PROBLEM
Look in the data below for the line that contains "OCR this image.". Copy that line and the remaining lines exactly.

Dataset items

- - - - - - -

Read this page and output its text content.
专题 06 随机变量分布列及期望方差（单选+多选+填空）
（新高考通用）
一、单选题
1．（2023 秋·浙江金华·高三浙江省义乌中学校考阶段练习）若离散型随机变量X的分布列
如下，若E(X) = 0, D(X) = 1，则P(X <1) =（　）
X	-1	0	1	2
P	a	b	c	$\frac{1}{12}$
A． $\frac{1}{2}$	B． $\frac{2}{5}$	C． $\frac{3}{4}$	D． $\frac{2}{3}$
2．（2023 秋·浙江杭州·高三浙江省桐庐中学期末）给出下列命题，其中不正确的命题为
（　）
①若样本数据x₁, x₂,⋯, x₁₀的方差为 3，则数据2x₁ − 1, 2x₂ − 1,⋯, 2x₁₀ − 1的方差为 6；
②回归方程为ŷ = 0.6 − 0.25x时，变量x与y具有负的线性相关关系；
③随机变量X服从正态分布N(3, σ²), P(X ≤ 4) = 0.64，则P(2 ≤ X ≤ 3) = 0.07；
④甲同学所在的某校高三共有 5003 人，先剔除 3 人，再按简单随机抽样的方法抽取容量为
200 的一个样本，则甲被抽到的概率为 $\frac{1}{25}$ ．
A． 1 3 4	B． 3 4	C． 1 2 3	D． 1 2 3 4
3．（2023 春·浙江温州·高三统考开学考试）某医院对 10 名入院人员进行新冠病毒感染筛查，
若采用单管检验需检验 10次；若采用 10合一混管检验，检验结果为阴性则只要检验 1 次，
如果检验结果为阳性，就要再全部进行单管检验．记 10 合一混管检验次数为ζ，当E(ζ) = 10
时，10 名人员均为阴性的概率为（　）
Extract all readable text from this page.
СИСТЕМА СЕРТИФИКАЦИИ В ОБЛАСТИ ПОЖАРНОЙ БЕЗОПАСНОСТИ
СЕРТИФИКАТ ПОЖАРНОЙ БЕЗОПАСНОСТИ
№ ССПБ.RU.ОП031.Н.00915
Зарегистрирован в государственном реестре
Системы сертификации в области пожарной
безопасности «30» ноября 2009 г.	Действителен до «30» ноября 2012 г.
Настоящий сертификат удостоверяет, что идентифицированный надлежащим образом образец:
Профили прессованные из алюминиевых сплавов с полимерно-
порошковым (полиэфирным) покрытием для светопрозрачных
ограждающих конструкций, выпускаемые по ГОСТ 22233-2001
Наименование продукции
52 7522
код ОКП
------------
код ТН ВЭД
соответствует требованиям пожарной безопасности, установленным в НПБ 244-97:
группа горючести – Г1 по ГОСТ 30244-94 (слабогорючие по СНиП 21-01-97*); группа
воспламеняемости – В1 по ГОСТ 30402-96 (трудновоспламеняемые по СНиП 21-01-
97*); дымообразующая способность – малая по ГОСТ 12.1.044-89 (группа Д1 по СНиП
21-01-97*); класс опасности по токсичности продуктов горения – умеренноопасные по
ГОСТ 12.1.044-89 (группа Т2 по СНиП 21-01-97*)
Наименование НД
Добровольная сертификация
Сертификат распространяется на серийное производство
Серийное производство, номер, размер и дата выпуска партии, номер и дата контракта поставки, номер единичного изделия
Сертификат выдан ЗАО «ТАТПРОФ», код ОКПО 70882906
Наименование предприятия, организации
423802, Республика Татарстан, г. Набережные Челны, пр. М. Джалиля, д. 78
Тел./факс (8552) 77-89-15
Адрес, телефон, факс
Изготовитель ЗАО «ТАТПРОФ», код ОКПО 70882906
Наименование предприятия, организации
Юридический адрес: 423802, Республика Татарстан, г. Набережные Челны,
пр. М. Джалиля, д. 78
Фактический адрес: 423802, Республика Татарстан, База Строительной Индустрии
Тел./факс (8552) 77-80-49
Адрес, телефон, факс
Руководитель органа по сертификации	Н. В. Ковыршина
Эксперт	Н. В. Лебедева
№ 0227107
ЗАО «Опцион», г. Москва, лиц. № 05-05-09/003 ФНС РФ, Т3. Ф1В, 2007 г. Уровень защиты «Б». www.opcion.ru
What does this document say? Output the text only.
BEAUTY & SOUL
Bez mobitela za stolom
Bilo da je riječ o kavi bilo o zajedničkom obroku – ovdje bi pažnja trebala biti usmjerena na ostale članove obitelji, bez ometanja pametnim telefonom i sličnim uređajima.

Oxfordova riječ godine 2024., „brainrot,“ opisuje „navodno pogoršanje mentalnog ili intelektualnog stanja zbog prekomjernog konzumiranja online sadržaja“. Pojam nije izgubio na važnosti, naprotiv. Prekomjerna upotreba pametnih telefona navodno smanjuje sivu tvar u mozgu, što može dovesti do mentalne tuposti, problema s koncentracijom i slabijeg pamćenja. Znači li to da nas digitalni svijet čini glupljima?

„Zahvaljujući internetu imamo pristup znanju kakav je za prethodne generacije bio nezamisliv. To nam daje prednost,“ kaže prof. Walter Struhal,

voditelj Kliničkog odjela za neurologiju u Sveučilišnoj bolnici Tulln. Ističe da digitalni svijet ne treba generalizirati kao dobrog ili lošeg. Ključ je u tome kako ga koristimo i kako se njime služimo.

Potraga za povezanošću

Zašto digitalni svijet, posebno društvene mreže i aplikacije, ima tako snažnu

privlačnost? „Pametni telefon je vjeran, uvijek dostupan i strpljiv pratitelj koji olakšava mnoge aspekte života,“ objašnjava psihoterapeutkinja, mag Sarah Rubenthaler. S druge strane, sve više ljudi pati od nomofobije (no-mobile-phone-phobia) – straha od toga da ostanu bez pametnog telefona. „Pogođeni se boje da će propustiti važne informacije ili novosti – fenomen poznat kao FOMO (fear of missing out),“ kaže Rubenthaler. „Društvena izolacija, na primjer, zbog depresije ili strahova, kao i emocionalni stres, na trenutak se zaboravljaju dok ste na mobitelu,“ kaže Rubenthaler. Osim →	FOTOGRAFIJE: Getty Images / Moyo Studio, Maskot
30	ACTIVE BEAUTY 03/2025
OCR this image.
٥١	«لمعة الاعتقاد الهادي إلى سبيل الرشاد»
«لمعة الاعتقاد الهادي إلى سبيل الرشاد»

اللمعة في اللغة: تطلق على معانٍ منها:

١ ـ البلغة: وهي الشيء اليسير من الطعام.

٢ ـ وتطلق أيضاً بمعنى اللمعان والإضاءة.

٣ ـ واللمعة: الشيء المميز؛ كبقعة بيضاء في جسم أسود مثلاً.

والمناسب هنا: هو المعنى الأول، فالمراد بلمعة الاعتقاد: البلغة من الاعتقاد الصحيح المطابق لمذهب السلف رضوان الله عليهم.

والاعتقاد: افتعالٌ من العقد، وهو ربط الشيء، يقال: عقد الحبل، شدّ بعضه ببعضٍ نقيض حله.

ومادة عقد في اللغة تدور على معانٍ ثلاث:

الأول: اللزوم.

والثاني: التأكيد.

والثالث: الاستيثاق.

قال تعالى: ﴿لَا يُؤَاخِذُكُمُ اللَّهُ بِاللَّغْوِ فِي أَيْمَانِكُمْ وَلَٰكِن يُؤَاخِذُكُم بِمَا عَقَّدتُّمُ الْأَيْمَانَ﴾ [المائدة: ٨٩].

- - - - - - -

WRITTEN REPLY
OCR this image.
٥١	«لمعة الاعتقاد الهادي إلى سبيل الرشاد»
«لمعة الاعتقاد الهادي إلى سبيل الرشاد»

اللمعة في اللغة: تطلق على معانٍ منها:

١ ـ البلغة: وهي الشيء اليسير من الطعام.

٢ ـ وتطلق أيضاً بمعنى اللمعان والإضاءة.

٣ ـ واللمعة: الشيء المميز؛ كبقعة بيضاء في جسم أسود مثلاً.

والمناسب هنا: هو المعنى الأول، فالمراد بلمعة الاعتقاد: البلغة من الاعتقاد الصحيح المطابق لمذهب السلف رضوان الله عليهم.

والاعتقاد: افتعالٌ من العقد، وهو ربط الشيء، يقال: عقد الحبل، شدّ بعضه ببعضٍ نقيض حله.

ومادة عقد في اللغة تدور على معانٍ ثلاث:

الأول: اللزوم.

والثاني: التأكيد.

والثالث: الاستيثاق.

قال تعالى: ﴿لَا يُؤَاخِذُكُمُ اللَّهُ بِاللَّغْوِ فِي أَيْمَانِكُمْ وَلَٰكِن يُؤَاخِذُكُم بِمَا عَقَّدتُّمُ الْأَيْمَانَ﴾ [المائدة: ٨٩].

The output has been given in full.